> [What to produce] Output every entry exactly as written, skipping any pictures.

> [Dataset]
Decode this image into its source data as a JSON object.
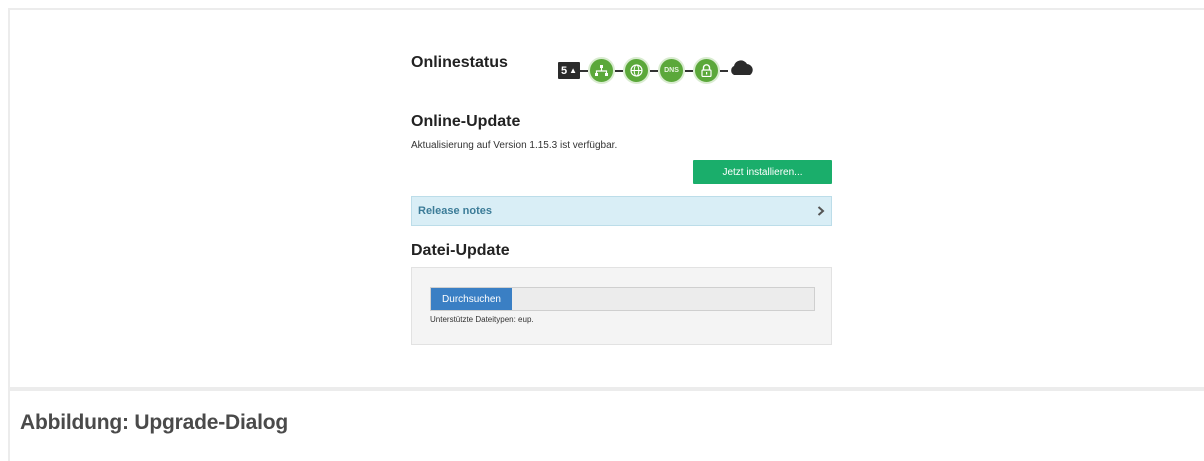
{
  "online_status": {
    "title": "Onlinestatus",
    "counter": "5",
    "nodes": [
      {
        "icon": "network-icon"
      },
      {
        "icon": "globe-icon"
      },
      {
        "icon": "dns-icon",
        "label": "DNS"
      },
      {
        "icon": "lock-icon"
      },
      {
        "icon": "cloud-icon"
      }
    ],
    "colors": {
      "node": "#5ba83a",
      "counter": "#2b2b2b"
    }
  },
  "online_update": {
    "title": "Online-Update",
    "message": "Aktualisierung auf Version 1.15.3 ist verfügbar.",
    "install_label": "Jetzt installieren...",
    "install_color": "#1aae6b"
  },
  "release_notes": {
    "label": "Release notes",
    "chevron": "›"
  },
  "file_update": {
    "title": "Datei-Update",
    "browse_label": "Durchsuchen",
    "hint": "Unterstützte Dateitypen: eup.",
    "browse_color": "#3a7fc4"
  },
  "caption": "Abbildung: Upgrade-Dialog"
}
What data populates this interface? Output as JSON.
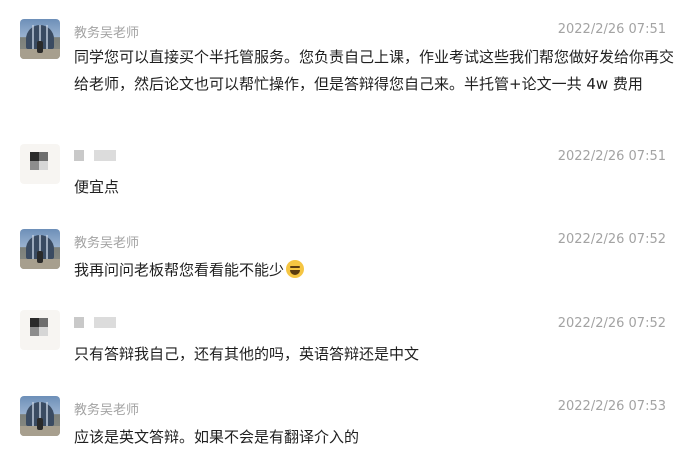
{
  "messages": [
    {
      "sender": "教务吴老师",
      "time": "2022/2/26 07:51",
      "text": "同学您可以直接买个半托管服务。您负责自己上课，作业考试这些我们帮您做好发给你再交给老师，然后论文也可以帮忙操作，但是答辩得您自己来。半托管+论文一共 4w 费用"
    },
    {
      "sender": "",
      "time": "2022/2/26 07:51",
      "text": "便宜点"
    },
    {
      "sender": "教务吴老师",
      "time": "2022/2/26 07:52",
      "text": "我再问问老板帮您看看能不能少"
    },
    {
      "sender": "",
      "time": "2022/2/26 07:52",
      "text": "只有答辩我自己，还有其他的吗，英语答辩还是中文"
    },
    {
      "sender": "教务吴老师",
      "time": "2022/2/26 07:53",
      "text": "应该是英文答辩。如果不会是有翻译介入的"
    }
  ],
  "icons": {
    "emoji": "grinning-sweat-emoji"
  }
}
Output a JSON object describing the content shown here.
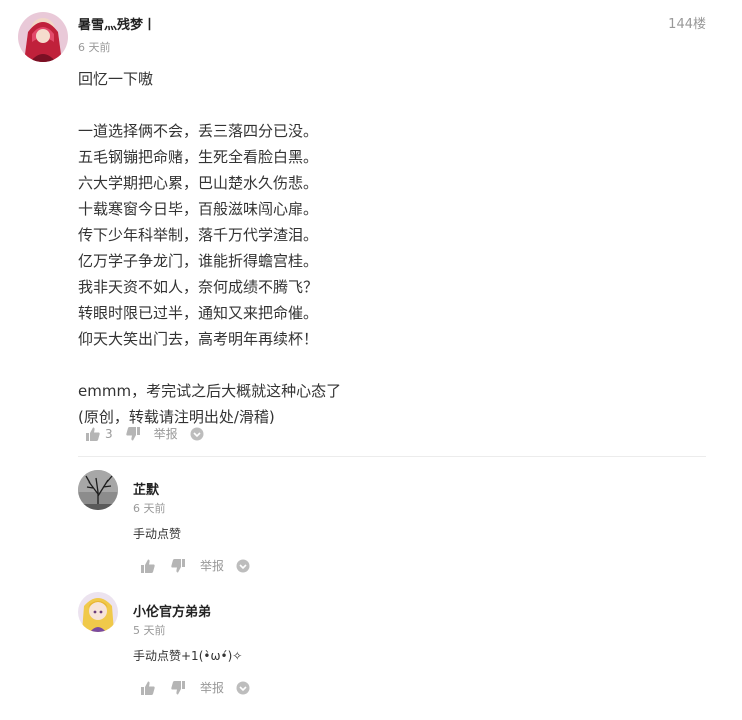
{
  "main_comment": {
    "username": "暑雪灬残梦丨",
    "time": "6 天前",
    "floor": "144楼",
    "lines": [
      "回忆一下嗷",
      "",
      "一道选择俩不会，丢三落四分已没。",
      "五毛钢镚把命赌，生死全看脸白黑。",
      "六大学期把心累，巴山楚水久伤悲。",
      "十载寒窗今日毕，百般滋味闯心扉。",
      "传下少年科举制，落千万代学渣泪。",
      "亿万学子争龙门，谁能折得蟾宫桂。",
      "我非天资不如人，奈何成绩不腾飞？",
      "转眼时限已过半，通知又来把命催。",
      "仰天大笑出门去，高考明年再续杯！",
      "",
      "emmm，考完试之后大概就这种心态了",
      "(原创，转载请注明出处/滑稽)"
    ],
    "like_count": "3",
    "report_label": "举报"
  },
  "replies": [
    {
      "username": "芷默",
      "time": "6 天前",
      "text": "手动点赞",
      "report_label": "举报"
    },
    {
      "username": "小伦官方弟弟",
      "time": "5 天前",
      "text": "手动点赞+1(•̀ω•́)✧",
      "report_label": "举报"
    }
  ],
  "icons": {
    "like": "thumbs-up-icon",
    "dislike": "thumbs-down-icon",
    "more": "chevron-down-circle-icon"
  },
  "colors": {
    "muted": "#999999",
    "icon": "#b5b5b5",
    "divider": "#ececec",
    "text": "#333333"
  }
}
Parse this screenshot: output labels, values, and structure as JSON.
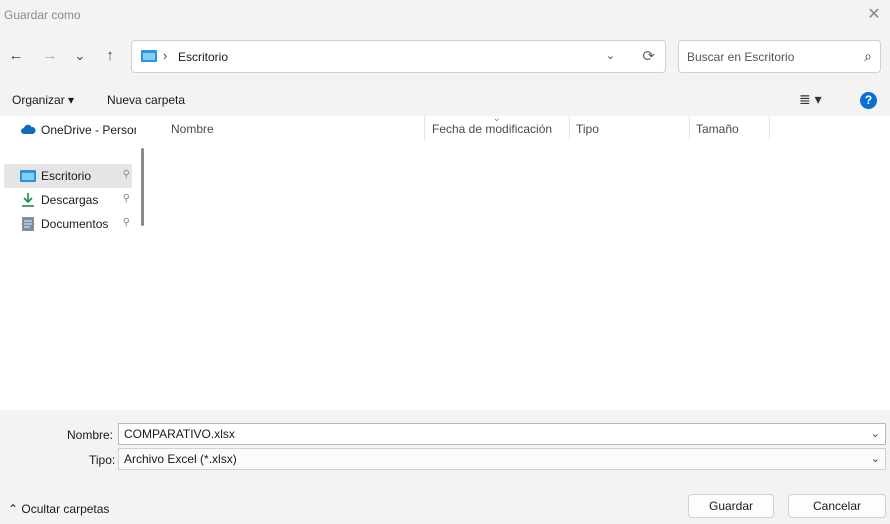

> [Answer]
Decode this image into its source data as a JSON object.
{
  "online_status": {
    "title": "Onlinestatus",
    "counter": "5",
    "nodes": [
      {
        "icon": "network-icon"
      },
      {
        "icon": "globe-icon"
      },
      {
        "icon": "dns-icon",
        "label": "DNS"
      },
      {
        "icon": "lock-icon"
      },
      {
        "icon": "cloud-icon"
      }
    ],
    "colors": {
      "node": "#5ba83a",
      "counter": "#2b2b2b"
    }
  },
  "online_update": {
    "title": "Online-Update",
    "message": "Aktualisierung auf Version 1.15.3 ist verfügbar.",
    "install_label": "Jetzt installieren...",
    "install_color": "#1aae6b"
  },
  "release_notes": {
    "label": "Release notes",
    "chevron": "›"
  },
  "file_update": {
    "title": "Datei-Update",
    "browse_label": "Durchsuchen",
    "hint": "Unterstützte Dateitypen: eup.",
    "browse_color": "#3a7fc4"
  },
  "caption": "Abbildung: Upgrade-Dialog"
}
What data populates this interface? Output as JSON.
{
  "messages": [
    {
      "sender": "教务吴老师",
      "time": "2022/2/26 07:51",
      "text": "同学您可以直接买个半托管服务。您负责自己上课，作业考试这些我们帮您做好发给你再交给老师，然后论文也可以帮忙操作，但是答辩得您自己来。半托管+论文一共 4w 费用"
    },
    {
      "sender": "",
      "time": "2022/2/26 07:51",
      "text": "便宜点"
    },
    {
      "sender": "教务吴老师",
      "time": "2022/2/26 07:52",
      "text": "我再问问老板帮您看看能不能少"
    },
    {
      "sender": "",
      "time": "2022/2/26 07:52",
      "text": "只有答辩我自己，还有其他的吗，英语答辩还是中文"
    },
    {
      "sender": "教务吴老师",
      "time": "2022/2/26 07:53",
      "text": "应该是英文答辩。如果不会是有翻译介入的"
    }
  ],
  "icons": {
    "emoji": "grinning-sweat-emoji"
  }
}
Output a JSON object describing the content shown here.
{
  "main_comment": {
    "username": "暑雪灬残梦丨",
    "time": "6 天前",
    "floor": "144楼",
    "lines": [
      "回忆一下嗷",
      "",
      "一道选择俩不会，丢三落四分已没。",
      "五毛钢镚把命赌，生死全看脸白黑。",
      "六大学期把心累，巴山楚水久伤悲。",
      "十载寒窗今日毕，百般滋味闯心扉。",
      "传下少年科举制，落千万代学渣泪。",
      "亿万学子争龙门，谁能折得蟾宫桂。",
      "我非天资不如人，奈何成绩不腾飞？",
      "转眼时限已过半，通知又来把命催。",
      "仰天大笑出门去，高考明年再续杯！",
      "",
      "emmm，考完试之后大概就这种心态了",
      "(原创，转载请注明出处/滑稽)"
    ],
    "like_count": "3",
    "report_label": "举报"
  },
  "replies": [
    {
      "username": "芷默",
      "time": "6 天前",
      "text": "手动点赞",
      "report_label": "举报"
    },
    {
      "username": "小伦官方弟弟",
      "time": "5 天前",
      "text": "手动点赞+1(•̀ω•́)✧",
      "report_label": "举报"
    }
  ],
  "icons": {
    "like": "thumbs-up-icon",
    "dislike": "thumbs-down-icon",
    "more": "chevron-down-circle-icon"
  },
  "colors": {
    "muted": "#999999",
    "icon": "#b5b5b5",
    "divider": "#ececec",
    "text": "#333333"
  }
}
Parse this screenshot: output labels, values, and structure as JSON.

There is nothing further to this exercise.